■ Supplied material
>> BEGIN
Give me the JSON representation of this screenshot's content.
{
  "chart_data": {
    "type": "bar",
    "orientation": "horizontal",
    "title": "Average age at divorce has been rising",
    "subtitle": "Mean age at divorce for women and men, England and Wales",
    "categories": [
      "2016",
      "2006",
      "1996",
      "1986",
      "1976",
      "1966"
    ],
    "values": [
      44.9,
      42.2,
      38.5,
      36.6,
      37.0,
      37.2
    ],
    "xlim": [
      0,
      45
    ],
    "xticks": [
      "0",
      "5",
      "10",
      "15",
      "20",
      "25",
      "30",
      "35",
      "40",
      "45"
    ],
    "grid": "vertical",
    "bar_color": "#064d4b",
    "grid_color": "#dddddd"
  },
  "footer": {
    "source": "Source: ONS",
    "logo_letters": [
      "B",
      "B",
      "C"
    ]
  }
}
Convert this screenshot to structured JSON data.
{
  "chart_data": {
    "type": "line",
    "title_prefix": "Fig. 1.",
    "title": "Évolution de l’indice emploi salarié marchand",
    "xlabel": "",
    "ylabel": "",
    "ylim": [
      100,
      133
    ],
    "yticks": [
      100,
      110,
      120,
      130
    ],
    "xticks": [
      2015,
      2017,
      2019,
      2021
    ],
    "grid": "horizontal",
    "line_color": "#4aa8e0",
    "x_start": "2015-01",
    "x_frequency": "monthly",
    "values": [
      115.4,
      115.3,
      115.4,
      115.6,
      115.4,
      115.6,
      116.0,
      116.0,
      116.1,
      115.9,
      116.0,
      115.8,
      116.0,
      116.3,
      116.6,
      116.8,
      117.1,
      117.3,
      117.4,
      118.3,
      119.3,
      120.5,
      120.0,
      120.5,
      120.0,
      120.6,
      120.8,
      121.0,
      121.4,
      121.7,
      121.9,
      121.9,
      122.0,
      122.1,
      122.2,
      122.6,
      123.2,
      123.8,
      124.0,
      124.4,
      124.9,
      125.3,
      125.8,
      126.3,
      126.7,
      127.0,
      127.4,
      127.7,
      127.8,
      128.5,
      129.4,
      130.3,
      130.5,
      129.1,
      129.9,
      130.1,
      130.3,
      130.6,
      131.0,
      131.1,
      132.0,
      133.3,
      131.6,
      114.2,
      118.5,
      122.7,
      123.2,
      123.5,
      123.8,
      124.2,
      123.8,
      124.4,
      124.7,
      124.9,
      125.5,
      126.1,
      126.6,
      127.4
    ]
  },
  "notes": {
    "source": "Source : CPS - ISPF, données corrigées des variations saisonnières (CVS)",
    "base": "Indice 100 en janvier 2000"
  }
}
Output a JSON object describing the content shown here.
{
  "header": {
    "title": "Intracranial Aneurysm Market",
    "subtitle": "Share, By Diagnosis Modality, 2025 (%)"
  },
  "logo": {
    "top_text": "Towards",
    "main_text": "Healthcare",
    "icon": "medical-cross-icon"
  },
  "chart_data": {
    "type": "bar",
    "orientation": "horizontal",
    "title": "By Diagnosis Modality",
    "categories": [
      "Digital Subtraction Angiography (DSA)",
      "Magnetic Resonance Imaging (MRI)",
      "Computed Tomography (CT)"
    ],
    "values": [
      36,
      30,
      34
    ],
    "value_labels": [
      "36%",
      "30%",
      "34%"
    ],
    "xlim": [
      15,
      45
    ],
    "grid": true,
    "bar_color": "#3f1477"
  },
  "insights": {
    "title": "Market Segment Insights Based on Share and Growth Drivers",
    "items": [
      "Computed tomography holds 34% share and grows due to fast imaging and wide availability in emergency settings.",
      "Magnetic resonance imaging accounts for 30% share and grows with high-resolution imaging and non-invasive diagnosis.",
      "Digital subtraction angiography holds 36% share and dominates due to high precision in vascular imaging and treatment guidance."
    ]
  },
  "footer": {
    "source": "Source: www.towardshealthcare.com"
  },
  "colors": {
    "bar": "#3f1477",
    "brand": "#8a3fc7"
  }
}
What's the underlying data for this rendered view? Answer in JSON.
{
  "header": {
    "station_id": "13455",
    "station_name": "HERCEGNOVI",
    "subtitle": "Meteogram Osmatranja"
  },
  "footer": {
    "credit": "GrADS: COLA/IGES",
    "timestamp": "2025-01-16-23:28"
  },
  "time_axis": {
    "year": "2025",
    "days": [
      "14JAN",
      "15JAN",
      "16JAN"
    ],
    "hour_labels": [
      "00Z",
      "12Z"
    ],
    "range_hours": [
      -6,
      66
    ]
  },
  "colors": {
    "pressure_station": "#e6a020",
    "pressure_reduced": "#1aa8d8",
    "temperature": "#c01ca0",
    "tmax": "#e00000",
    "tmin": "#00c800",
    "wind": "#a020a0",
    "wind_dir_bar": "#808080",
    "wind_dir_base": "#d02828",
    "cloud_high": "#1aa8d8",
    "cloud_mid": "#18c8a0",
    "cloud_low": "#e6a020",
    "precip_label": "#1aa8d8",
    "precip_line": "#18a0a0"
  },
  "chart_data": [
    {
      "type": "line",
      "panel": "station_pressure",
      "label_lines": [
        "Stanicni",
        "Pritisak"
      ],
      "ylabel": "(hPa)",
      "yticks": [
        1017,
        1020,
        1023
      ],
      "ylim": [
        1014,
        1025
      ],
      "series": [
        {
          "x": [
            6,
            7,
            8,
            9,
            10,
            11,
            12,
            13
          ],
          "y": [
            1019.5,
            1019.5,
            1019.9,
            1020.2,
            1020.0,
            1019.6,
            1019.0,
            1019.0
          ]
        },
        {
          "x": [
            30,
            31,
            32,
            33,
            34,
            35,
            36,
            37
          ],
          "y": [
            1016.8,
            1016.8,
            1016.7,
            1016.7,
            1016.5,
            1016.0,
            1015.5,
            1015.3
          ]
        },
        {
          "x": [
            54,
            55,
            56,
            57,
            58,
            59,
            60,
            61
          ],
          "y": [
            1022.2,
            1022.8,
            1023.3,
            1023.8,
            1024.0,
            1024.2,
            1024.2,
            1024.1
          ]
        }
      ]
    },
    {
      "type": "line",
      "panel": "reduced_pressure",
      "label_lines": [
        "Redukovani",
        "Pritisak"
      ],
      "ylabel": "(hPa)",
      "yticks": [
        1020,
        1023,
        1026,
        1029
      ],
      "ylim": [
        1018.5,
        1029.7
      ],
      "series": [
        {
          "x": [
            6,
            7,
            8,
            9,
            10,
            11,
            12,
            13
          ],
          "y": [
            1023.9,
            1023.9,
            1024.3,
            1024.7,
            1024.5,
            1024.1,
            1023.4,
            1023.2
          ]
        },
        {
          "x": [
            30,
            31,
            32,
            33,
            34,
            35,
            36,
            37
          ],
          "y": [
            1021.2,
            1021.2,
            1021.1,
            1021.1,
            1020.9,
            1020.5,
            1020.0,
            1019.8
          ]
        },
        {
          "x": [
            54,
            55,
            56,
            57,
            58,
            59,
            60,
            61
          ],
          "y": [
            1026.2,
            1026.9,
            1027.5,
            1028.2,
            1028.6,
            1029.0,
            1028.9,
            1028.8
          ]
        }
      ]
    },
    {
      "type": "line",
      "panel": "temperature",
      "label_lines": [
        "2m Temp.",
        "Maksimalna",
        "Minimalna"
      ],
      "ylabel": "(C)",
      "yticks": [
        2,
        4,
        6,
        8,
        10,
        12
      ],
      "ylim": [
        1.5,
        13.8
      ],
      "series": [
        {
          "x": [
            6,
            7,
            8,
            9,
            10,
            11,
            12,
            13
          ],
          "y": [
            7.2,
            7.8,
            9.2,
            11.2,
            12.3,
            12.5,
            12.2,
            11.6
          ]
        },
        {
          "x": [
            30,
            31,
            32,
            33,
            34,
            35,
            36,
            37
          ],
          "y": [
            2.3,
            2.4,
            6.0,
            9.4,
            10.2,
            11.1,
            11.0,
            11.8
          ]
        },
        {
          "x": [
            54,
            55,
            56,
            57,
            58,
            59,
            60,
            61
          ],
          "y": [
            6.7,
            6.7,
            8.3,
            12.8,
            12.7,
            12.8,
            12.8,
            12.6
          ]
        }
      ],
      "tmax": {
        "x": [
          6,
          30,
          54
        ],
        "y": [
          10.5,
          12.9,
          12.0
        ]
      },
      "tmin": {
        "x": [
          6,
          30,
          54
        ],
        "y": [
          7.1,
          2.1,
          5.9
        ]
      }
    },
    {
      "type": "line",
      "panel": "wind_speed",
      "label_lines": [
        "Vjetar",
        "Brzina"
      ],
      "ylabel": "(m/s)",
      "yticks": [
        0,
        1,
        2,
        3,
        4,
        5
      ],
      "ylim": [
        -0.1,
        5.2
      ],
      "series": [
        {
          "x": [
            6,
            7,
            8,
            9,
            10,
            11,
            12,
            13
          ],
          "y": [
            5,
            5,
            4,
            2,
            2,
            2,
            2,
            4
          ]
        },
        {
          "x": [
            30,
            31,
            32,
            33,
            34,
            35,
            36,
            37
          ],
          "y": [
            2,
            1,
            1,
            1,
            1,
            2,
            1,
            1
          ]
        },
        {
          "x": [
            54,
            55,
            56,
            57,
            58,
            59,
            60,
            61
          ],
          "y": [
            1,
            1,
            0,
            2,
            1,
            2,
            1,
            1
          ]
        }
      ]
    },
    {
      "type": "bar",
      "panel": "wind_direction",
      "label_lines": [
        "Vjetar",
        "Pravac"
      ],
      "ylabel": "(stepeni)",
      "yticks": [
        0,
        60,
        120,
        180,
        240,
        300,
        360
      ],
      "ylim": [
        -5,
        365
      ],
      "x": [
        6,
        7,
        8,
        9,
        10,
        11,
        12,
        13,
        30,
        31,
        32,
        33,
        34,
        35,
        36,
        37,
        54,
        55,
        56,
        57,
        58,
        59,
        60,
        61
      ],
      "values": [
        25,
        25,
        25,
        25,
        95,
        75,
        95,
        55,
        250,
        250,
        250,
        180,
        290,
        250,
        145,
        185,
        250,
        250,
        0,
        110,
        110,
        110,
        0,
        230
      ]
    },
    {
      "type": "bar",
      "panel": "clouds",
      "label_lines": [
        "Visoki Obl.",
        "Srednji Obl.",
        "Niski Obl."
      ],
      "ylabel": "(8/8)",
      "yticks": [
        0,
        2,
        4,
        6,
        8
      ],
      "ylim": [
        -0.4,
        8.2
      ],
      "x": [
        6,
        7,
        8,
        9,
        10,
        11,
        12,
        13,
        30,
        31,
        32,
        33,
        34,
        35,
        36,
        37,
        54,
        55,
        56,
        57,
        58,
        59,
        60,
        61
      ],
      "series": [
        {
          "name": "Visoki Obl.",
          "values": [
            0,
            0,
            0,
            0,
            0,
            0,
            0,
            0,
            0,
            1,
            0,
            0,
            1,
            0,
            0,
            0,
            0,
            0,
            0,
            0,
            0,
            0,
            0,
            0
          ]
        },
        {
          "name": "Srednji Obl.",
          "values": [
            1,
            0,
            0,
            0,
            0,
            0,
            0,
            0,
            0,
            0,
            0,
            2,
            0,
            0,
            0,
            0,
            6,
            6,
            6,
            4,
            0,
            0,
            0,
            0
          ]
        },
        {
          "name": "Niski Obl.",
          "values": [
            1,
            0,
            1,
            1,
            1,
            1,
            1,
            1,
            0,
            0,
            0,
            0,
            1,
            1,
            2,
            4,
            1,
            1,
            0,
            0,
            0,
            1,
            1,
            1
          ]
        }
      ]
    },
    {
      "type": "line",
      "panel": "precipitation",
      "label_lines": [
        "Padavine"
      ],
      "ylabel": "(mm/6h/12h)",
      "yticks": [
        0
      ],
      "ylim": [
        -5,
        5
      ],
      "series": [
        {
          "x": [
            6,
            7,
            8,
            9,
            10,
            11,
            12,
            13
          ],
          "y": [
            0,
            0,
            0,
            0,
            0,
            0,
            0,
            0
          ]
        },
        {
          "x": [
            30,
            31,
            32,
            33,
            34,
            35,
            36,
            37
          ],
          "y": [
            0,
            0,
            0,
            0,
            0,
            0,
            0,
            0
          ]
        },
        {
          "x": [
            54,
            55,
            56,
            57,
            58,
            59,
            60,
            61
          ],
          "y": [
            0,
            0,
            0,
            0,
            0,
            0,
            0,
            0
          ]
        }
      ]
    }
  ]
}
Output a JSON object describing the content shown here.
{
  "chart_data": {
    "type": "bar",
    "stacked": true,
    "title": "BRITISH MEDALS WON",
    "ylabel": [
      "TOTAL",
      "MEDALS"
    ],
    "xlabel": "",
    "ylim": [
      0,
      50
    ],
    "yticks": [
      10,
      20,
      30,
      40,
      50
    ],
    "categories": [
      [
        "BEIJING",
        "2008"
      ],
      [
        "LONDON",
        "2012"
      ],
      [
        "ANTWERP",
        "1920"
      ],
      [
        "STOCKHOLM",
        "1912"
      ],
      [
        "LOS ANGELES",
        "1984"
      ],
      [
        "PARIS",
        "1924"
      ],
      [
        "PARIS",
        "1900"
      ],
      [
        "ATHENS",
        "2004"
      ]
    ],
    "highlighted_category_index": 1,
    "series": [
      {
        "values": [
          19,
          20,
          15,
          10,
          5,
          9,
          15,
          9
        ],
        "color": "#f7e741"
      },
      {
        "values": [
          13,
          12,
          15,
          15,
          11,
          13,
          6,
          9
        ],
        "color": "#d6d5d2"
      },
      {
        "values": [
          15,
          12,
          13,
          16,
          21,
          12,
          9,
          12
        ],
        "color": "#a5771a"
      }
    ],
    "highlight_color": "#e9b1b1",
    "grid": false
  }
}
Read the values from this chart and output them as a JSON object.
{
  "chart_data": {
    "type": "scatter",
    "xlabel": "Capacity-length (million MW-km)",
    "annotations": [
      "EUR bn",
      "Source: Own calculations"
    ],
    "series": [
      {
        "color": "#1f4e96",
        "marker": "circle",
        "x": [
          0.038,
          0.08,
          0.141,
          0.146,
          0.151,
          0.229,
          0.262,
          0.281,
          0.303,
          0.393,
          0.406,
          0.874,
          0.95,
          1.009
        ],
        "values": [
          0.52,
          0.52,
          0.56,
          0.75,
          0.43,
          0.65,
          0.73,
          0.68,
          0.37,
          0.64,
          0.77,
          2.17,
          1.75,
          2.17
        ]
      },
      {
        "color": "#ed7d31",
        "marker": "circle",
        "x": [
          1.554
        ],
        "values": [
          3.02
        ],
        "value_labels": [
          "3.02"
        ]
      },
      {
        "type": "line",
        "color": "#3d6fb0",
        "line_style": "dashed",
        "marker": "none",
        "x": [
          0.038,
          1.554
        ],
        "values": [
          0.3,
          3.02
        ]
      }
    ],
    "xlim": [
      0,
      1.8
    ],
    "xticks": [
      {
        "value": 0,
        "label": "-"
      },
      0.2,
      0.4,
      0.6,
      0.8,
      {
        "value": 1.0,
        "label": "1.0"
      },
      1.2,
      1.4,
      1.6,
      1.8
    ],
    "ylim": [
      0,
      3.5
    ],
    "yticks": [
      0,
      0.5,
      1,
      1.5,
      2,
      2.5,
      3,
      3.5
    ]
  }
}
>> END
■ Your objective
Copy only the stretch running from the line containing "Read the values" to the final line of the entries, both ends included, exactly as it stands.

■ The result
Read the values from this chart and output them as a JSON object.
{
  "chart_data": {
    "type": "scatter",
    "xlabel": "Capacity-length (million MW-km)",
    "annotations": [
      "EUR bn",
      "Source: Own calculations"
    ],
    "series": [
      {
        "color": "#1f4e96",
        "marker": "circle",
        "x": [
          0.038,
          0.08,
          0.141,
          0.146,
          0.151,
          0.229,
          0.262,
          0.281,
          0.303,
          0.393,
          0.406,
          0.874,
          0.95,
          1.009
        ],
        "values": [
          0.52,
          0.52,
          0.56,
          0.75,
          0.43,
          0.65,
          0.73,
          0.68,
          0.37,
          0.64,
          0.77,
          2.17,
          1.75,
          2.17
        ]
      },
      {
        "color": "#ed7d31",
        "marker": "circle",
        "x": [
          1.554
        ],
        "values": [
          3.02
        ],
        "value_labels": [
          "3.02"
        ]
      },
      {
        "type": "line",
        "color": "#3d6fb0",
        "line_style": "dashed",
        "marker": "none",
        "x": [
          0.038,
          1.554
        ],
        "values": [
          0.3,
          3.02
        ]
      }
    ],
    "xlim": [
      0,
      1.8
    ],
    "xticks": [
      {
        "value": 0,
        "label": "-"
      },
      0.2,
      0.4,
      0.6,
      0.8,
      {
        "value": 1.0,
        "label": "1.0"
      },
      1.2,
      1.4,
      1.6,
      1.8
    ],
    "ylim": [
      0,
      3.5
    ],
    "yticks": [
      0,
      0.5,
      1,
      1.5,
      2,
      2.5,
      3,
      3.5
    ]
  }
}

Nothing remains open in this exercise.